→ What is expected
Retype the part of the excerpted text on CE risk starting at "The findings showed" and ending at "3.54 times [12].", keeping every word and mark unchanged.

Previous studies have demonstrated that rural populations are 1.83 to 2.26 times more likely to contract CE, with villages of low socioeconomic status presenting a 1.68 times higher risk [12,25]. In our study, the observed rate of 60.7% of newly identified cases of CE1 cysts, with half occurring in children and adolescents, and 10.7% in adults, suggests a recent or ongoing transmission. While previous studies have indicated a higher cumulative risk of CE in older individuals due to prolonged exposure [12,26,27], adolescents remains a key at-risk group [28,29]. These findings support the hypothesis that initial infection may occur in early school-age children, highlighting the need for targeted health education and prevention programs starting at a young age.
The findings showed that 21.43% of the CE cases occurred in individuals who reported no dog ownership over the past 5 years. As reported in other studies, this likely reflects a possible environmental contamination from feces of infected stray dogs [30,31]. Field observations during the screening revealed that stray dogs frequently congregate in schoolyards, particularly near playgrounds where children gather during breaks and after classes, and near grocery stores often visited by children. Such dogs are a major source of infection for both rural and urban residents through contaminated feces [30,32]. Prior studies have found that dog ownership increases the risk of infection by 3.54 times [12].

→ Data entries
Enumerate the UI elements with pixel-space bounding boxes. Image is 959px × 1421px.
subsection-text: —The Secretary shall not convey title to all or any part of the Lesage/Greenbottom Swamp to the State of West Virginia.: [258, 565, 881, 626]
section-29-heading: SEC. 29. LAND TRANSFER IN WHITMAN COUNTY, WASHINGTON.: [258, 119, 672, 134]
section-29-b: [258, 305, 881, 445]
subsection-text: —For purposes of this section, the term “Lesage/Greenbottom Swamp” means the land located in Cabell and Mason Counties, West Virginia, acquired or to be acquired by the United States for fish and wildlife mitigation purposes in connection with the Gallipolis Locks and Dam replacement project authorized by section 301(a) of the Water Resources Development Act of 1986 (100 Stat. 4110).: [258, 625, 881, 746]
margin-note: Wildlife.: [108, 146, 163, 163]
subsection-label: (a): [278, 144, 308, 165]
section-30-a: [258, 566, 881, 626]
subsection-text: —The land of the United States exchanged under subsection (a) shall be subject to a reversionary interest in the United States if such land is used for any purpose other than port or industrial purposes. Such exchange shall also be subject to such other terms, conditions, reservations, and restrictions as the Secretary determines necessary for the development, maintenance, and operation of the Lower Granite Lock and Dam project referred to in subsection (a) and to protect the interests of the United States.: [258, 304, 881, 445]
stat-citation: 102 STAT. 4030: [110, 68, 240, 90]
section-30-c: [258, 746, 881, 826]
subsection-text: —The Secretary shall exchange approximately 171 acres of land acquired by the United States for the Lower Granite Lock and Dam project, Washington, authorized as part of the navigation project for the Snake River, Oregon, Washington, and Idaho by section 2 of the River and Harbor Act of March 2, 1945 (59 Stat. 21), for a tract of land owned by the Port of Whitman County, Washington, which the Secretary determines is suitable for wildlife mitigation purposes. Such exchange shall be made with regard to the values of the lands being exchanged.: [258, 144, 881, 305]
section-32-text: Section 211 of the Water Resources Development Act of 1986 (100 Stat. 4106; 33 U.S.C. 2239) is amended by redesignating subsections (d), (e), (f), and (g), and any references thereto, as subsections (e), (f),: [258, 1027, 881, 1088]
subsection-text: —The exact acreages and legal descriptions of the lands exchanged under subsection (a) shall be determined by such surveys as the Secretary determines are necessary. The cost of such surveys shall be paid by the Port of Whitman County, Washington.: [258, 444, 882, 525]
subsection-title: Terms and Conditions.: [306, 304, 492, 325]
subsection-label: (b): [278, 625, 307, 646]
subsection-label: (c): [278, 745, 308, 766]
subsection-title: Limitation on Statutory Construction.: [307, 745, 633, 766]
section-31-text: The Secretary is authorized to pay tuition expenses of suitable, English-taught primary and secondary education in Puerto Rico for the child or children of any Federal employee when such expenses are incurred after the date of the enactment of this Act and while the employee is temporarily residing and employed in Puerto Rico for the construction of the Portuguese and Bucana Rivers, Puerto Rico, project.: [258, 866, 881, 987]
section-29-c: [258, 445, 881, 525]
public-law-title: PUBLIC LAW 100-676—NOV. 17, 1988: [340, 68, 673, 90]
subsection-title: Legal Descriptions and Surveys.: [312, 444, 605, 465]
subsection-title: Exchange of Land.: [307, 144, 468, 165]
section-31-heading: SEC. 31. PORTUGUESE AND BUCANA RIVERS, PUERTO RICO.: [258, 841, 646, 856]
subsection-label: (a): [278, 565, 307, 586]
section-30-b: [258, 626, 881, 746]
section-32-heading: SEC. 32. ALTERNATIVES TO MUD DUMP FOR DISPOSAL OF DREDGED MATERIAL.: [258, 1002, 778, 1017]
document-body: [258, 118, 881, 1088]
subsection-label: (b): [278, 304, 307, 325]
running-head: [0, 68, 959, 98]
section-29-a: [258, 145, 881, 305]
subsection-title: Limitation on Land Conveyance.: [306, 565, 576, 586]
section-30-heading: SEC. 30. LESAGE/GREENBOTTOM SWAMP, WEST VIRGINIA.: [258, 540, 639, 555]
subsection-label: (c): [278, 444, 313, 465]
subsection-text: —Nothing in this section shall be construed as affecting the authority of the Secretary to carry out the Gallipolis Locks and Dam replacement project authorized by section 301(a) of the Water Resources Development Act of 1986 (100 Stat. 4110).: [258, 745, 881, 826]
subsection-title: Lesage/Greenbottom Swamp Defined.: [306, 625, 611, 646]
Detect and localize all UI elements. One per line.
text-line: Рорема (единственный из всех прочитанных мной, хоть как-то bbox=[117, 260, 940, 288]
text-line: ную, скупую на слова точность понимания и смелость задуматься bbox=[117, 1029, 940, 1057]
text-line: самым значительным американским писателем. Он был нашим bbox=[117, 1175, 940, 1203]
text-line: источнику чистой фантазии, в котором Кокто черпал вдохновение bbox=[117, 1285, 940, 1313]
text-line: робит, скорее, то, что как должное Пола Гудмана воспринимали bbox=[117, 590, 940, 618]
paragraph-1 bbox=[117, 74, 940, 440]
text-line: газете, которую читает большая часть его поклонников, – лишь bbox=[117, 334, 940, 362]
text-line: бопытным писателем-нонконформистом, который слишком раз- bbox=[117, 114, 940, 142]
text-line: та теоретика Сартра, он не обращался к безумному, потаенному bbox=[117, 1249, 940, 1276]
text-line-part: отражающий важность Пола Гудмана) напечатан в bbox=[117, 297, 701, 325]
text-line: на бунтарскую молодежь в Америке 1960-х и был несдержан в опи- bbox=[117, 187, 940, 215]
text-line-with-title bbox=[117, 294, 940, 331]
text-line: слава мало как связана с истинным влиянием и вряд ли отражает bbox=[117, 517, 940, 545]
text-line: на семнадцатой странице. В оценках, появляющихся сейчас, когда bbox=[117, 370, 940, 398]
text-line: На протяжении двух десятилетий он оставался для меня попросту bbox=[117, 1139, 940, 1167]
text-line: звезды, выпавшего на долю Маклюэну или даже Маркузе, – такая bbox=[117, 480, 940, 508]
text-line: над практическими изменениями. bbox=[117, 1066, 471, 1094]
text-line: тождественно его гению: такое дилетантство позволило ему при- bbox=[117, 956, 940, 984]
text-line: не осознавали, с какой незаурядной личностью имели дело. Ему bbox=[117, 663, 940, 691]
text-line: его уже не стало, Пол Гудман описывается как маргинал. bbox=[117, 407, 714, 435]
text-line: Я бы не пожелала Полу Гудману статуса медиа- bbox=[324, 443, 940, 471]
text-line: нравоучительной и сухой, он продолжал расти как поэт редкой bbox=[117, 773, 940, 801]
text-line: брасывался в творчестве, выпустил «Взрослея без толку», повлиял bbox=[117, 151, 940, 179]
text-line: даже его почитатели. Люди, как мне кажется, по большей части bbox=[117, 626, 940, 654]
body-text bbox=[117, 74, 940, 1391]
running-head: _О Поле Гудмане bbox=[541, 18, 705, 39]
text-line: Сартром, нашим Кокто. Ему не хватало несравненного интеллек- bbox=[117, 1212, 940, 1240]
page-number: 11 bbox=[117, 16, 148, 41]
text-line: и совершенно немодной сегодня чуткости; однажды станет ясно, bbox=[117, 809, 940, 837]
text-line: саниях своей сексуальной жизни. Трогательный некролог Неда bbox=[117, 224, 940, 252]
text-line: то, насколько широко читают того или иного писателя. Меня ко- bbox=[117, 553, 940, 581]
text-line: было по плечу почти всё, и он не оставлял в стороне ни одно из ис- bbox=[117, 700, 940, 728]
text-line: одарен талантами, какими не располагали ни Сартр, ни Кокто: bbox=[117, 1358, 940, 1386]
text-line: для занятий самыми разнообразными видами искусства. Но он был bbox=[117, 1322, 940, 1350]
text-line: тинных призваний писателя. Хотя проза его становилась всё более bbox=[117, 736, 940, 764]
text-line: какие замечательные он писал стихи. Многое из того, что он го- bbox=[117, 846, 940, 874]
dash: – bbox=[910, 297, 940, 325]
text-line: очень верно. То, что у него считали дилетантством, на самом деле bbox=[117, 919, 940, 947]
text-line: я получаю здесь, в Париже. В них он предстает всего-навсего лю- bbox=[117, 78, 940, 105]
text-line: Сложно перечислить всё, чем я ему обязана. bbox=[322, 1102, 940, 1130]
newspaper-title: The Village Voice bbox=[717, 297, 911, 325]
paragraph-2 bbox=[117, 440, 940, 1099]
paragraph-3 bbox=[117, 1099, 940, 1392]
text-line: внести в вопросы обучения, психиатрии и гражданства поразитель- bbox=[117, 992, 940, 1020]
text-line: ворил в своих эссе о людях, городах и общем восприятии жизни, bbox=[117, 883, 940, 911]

→ Response to this exercise
The findings showed that 21.43% of the CE cases occurred in individuals who reported no dog ownership over the past 5 years. As reported in other studies, this likely reflects a possible environmental contamination from feces of infected stray dogs [30,31]. Field observations during the screening revealed that stray dogs frequently congregate in schoolyards, particularly near playgrounds where children gather during breaks and after classes, and near grocery stores often visited by children. Such dogs are a major source of infection for both rural and urban residents through contaminated feces [30,32]. Prior studies have found that dog ownership increases the risk of infection by 3.54 times [12].